## Problem statement
Can you rewrite the items below so that every "host-menu-button" becomes "host-options-button" and nothing else changes?

[Begin Entries]

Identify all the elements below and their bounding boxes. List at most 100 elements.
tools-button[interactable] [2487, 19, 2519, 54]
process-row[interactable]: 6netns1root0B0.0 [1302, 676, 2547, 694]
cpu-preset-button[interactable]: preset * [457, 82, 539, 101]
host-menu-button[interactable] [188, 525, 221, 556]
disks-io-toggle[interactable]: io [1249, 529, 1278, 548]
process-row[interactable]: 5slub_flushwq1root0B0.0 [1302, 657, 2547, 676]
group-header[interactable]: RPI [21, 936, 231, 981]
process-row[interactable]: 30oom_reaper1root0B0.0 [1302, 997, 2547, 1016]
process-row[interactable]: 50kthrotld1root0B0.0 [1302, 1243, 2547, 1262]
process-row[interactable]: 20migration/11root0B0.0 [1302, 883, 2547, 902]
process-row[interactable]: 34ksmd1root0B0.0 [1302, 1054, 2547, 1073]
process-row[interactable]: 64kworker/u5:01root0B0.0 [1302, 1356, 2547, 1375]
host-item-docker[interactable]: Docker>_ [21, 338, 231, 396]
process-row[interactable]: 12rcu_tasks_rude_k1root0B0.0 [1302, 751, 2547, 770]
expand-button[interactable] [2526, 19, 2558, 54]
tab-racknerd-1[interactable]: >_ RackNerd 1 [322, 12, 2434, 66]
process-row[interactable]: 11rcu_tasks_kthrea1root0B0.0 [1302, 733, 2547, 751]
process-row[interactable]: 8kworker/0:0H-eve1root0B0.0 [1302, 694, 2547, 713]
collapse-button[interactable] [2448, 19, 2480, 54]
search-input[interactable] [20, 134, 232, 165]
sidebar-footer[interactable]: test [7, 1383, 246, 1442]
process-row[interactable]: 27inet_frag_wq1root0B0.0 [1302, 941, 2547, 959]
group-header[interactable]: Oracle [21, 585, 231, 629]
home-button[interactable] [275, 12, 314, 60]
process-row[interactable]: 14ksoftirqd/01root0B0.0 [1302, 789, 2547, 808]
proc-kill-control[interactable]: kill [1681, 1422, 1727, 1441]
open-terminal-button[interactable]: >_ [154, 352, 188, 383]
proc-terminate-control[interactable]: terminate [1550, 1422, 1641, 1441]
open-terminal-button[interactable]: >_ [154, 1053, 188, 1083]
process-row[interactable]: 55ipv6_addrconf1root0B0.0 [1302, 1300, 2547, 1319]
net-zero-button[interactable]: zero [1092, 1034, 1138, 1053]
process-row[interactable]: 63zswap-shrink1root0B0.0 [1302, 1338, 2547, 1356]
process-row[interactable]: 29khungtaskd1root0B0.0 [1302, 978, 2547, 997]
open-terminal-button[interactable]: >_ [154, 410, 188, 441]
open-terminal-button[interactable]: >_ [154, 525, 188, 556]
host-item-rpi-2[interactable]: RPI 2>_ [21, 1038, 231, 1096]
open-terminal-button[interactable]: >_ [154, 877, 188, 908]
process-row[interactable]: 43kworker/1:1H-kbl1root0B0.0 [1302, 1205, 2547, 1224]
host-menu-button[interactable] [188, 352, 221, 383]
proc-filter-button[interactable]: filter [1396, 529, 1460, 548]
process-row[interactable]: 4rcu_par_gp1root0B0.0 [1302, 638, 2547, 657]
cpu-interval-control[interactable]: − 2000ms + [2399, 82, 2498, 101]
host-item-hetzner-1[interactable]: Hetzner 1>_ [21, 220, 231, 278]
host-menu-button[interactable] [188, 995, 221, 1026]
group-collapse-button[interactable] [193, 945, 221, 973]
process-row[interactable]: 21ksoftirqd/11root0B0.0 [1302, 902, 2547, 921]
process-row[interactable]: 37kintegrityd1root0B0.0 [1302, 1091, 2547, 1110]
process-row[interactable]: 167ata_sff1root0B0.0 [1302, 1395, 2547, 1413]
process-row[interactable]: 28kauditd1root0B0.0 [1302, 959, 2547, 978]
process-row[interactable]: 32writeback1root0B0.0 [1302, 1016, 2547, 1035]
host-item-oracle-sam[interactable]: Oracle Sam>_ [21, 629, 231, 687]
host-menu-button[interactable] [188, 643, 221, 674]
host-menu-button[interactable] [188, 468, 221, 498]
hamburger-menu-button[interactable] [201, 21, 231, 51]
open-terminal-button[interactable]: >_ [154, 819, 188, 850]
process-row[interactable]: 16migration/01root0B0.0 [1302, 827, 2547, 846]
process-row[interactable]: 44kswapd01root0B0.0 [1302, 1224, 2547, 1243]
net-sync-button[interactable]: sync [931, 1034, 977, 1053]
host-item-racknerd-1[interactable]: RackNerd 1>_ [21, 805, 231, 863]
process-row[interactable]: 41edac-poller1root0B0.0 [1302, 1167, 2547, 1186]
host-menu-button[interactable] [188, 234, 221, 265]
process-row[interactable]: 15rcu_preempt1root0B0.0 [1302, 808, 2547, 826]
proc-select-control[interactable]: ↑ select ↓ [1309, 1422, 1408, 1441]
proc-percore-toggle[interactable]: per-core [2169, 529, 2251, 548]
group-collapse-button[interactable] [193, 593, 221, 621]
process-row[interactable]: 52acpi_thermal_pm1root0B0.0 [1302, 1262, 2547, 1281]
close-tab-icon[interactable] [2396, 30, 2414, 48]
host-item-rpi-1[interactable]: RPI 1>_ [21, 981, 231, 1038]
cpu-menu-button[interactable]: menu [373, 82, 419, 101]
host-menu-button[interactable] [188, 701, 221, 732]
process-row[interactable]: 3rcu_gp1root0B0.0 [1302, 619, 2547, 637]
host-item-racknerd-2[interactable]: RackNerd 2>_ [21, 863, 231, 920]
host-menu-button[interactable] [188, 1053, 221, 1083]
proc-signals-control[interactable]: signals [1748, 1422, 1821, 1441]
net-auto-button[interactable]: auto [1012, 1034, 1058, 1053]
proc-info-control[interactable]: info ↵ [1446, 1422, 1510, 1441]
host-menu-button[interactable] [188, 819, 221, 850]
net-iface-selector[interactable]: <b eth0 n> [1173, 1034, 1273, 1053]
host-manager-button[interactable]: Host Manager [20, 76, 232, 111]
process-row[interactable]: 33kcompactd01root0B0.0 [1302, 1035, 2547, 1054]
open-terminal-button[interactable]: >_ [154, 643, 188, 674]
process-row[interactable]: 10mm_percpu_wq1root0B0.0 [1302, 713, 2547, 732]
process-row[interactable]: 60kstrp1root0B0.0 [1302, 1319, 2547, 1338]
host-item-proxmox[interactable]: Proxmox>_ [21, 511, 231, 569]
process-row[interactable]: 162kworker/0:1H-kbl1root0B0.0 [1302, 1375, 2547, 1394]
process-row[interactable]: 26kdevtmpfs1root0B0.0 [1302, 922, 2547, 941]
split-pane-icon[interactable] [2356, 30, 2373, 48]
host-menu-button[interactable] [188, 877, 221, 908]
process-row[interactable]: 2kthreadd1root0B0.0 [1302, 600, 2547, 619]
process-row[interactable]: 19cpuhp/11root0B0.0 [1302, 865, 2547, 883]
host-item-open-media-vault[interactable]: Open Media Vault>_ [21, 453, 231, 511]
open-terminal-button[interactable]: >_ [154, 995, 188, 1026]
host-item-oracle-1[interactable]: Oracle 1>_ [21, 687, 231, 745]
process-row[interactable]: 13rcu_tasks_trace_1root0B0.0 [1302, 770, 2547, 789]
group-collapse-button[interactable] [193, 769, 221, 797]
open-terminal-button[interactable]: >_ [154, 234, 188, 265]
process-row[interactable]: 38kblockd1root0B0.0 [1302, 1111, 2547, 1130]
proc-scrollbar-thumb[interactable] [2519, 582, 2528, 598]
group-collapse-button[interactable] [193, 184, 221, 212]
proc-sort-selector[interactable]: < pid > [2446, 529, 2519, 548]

[End Entries]

## Exercise answer
Identify all the elements below and their bounding boxes. List at most 100 elements.
tools-button[interactable] [2487, 19, 2519, 54]
process-row[interactable]: 6netns1root0B0.0 [1302, 676, 2547, 694]
cpu-preset-button[interactable]: preset * [457, 82, 539, 101]
host-options-button[interactable] [188, 525, 221, 556]
disks-io-toggle[interactable]: io [1249, 529, 1278, 548]
process-row[interactable]: 5slub_flushwq1root0B0.0 [1302, 657, 2547, 676]
group-header[interactable]: RPI [21, 936, 231, 981]
process-row[interactable]: 30oom_reaper1root0B0.0 [1302, 997, 2547, 1016]
process-row[interactable]: 50kthrotld1root0B0.0 [1302, 1243, 2547, 1262]
process-row[interactable]: 20migration/11root0B0.0 [1302, 883, 2547, 902]
process-row[interactable]: 34ksmd1root0B0.0 [1302, 1054, 2547, 1073]
process-row[interactable]: 64kworker/u5:01root0B0.0 [1302, 1356, 2547, 1375]
host-item-docker[interactable]: Docker>_ [21, 338, 231, 396]
process-row[interactable]: 12rcu_tasks_rude_k1root0B0.0 [1302, 751, 2547, 770]
expand-button[interactable] [2526, 19, 2558, 54]
tab-racknerd-1[interactable]: >_ RackNerd 1 [322, 12, 2434, 66]
process-row[interactable]: 11rcu_tasks_kthrea1root0B0.0 [1302, 733, 2547, 751]
process-row[interactable]: 8kworker/0:0H-eve1root0B0.0 [1302, 694, 2547, 713]
collapse-button[interactable] [2448, 19, 2480, 54]
search-input[interactable] [20, 134, 232, 165]
sidebar-footer[interactable]: test [7, 1383, 246, 1442]
process-row[interactable]: 27inet_frag_wq1root0B0.0 [1302, 941, 2547, 959]
group-header[interactable]: Oracle [21, 585, 231, 629]
home-button[interactable] [275, 12, 314, 60]
process-row[interactable]: 14ksoftirqd/01root0B0.0 [1302, 789, 2547, 808]
proc-kill-control[interactable]: kill [1681, 1422, 1727, 1441]
open-terminal-button[interactable]: >_ [154, 352, 188, 383]
proc-terminate-control[interactable]: terminate [1550, 1422, 1641, 1441]
open-terminal-button[interactable]: >_ [154, 1053, 188, 1083]
process-row[interactable]: 55ipv6_addrconf1root0B0.0 [1302, 1300, 2547, 1319]
net-zero-button[interactable]: zero [1092, 1034, 1138, 1053]
process-row[interactable]: 63zswap-shrink1root0B0.0 [1302, 1338, 2547, 1356]
process-row[interactable]: 29khungtaskd1root0B0.0 [1302, 978, 2547, 997]
open-terminal-button[interactable]: >_ [154, 410, 188, 441]
open-terminal-button[interactable]: >_ [154, 525, 188, 556]
host-item-rpi-2[interactable]: RPI 2>_ [21, 1038, 231, 1096]
open-terminal-button[interactable]: >_ [154, 877, 188, 908]
process-row[interactable]: 43kworker/1:1H-kbl1root0B0.0 [1302, 1205, 2547, 1224]
host-options-button[interactable] [188, 352, 221, 383]
proc-filter-button[interactable]: filter [1396, 529, 1460, 548]
process-row[interactable]: 4rcu_par_gp1root0B0.0 [1302, 638, 2547, 657]
cpu-interval-control[interactable]: − 2000ms + [2399, 82, 2498, 101]
host-item-hetzner-1[interactable]: Hetzner 1>_ [21, 220, 231, 278]
host-options-button[interactable] [188, 995, 221, 1026]
group-collapse-button[interactable] [193, 945, 221, 973]
process-row[interactable]: 21ksoftirqd/11root0B0.0 [1302, 902, 2547, 921]
process-row[interactable]: 37kintegrityd1root0B0.0 [1302, 1091, 2547, 1110]
process-row[interactable]: 167ata_sff1root0B0.0 [1302, 1395, 2547, 1413]
process-row[interactable]: 28kauditd1root0B0.0 [1302, 959, 2547, 978]
process-row[interactable]: 32writeback1root0B0.0 [1302, 1016, 2547, 1035]
host-item-oracle-sam[interactable]: Oracle Sam>_ [21, 629, 231, 687]
host-options-button[interactable] [188, 643, 221, 674]
host-options-button[interactable] [188, 468, 221, 498]
hamburger-menu-button[interactable] [201, 21, 231, 51]
open-terminal-button[interactable]: >_ [154, 819, 188, 850]
process-row[interactable]: 16migration/01root0B0.0 [1302, 827, 2547, 846]
process-row[interactable]: 44kswapd01root0B0.0 [1302, 1224, 2547, 1243]
net-sync-button[interactable]: sync [931, 1034, 977, 1053]
host-item-racknerd-1[interactable]: RackNerd 1>_ [21, 805, 231, 863]
process-row[interactable]: 41edac-poller1root0B0.0 [1302, 1167, 2547, 1186]
host-options-button[interactable] [188, 234, 221, 265]
process-row[interactable]: 15rcu_preempt1root0B0.0 [1302, 808, 2547, 826]
proc-select-control[interactable]: ↑ select ↓ [1309, 1422, 1408, 1441]
proc-percore-toggle[interactable]: per-core [2169, 529, 2251, 548]
group-collapse-button[interactable] [193, 593, 221, 621]
process-row[interactable]: 52acpi_thermal_pm1root0B0.0 [1302, 1262, 2547, 1281]
close-tab-icon[interactable] [2396, 30, 2414, 48]
host-item-rpi-1[interactable]: RPI 1>_ [21, 981, 231, 1038]
cpu-menu-button[interactable]: menu [373, 82, 419, 101]
host-options-button[interactable] [188, 701, 221, 732]
process-row[interactable]: 3rcu_gp1root0B0.0 [1302, 619, 2547, 637]
host-item-racknerd-2[interactable]: RackNerd 2>_ [21, 863, 231, 920]
host-options-button[interactable] [188, 1053, 221, 1083]
proc-signals-control[interactable]: signals [1748, 1422, 1821, 1441]
net-auto-button[interactable]: auto [1012, 1034, 1058, 1053]
proc-info-control[interactable]: info ↵ [1446, 1422, 1510, 1441]
host-options-button[interactable] [188, 819, 221, 850]
net-iface-selector[interactable]: <b eth0 n> [1173, 1034, 1273, 1053]
host-manager-button[interactable]: Host Manager [20, 76, 232, 111]
process-row[interactable]: 33kcompactd01root0B0.0 [1302, 1035, 2547, 1054]
open-terminal-button[interactable]: >_ [154, 643, 188, 674]
process-row[interactable]: 10mm_percpu_wq1root0B0.0 [1302, 713, 2547, 732]
process-row[interactable]: 60kstrp1root0B0.0 [1302, 1319, 2547, 1338]
host-item-proxmox[interactable]: Proxmox>_ [21, 511, 231, 569]
process-row[interactable]: 162kworker/0:1H-kbl1root0B0.0 [1302, 1375, 2547, 1394]
process-row[interactable]: 26kdevtmpfs1root0B0.0 [1302, 922, 2547, 941]
split-pane-icon[interactable] [2356, 30, 2373, 48]
host-options-button[interactable] [188, 877, 221, 908]
process-row[interactable]: 2kthreadd1root0B0.0 [1302, 600, 2547, 619]
process-row[interactable]: 19cpuhp/11root0B0.0 [1302, 865, 2547, 883]
host-item-open-media-vault[interactable]: Open Media Vault>_ [21, 453, 231, 511]
open-terminal-button[interactable]: >_ [154, 995, 188, 1026]
host-item-oracle-1[interactable]: Oracle 1>_ [21, 687, 231, 745]
process-row[interactable]: 13rcu_tasks_trace_1root0B0.0 [1302, 770, 2547, 789]
group-collapse-button[interactable] [193, 769, 221, 797]
open-terminal-button[interactable]: >_ [154, 234, 188, 265]
process-row[interactable]: 38kblockd1root0B0.0 [1302, 1111, 2547, 1130]
proc-scrollbar-thumb[interactable] [2519, 582, 2528, 598]
group-collapse-button[interactable] [193, 184, 221, 212]
proc-sort-selector[interactable]: < pid > [2446, 529, 2519, 548]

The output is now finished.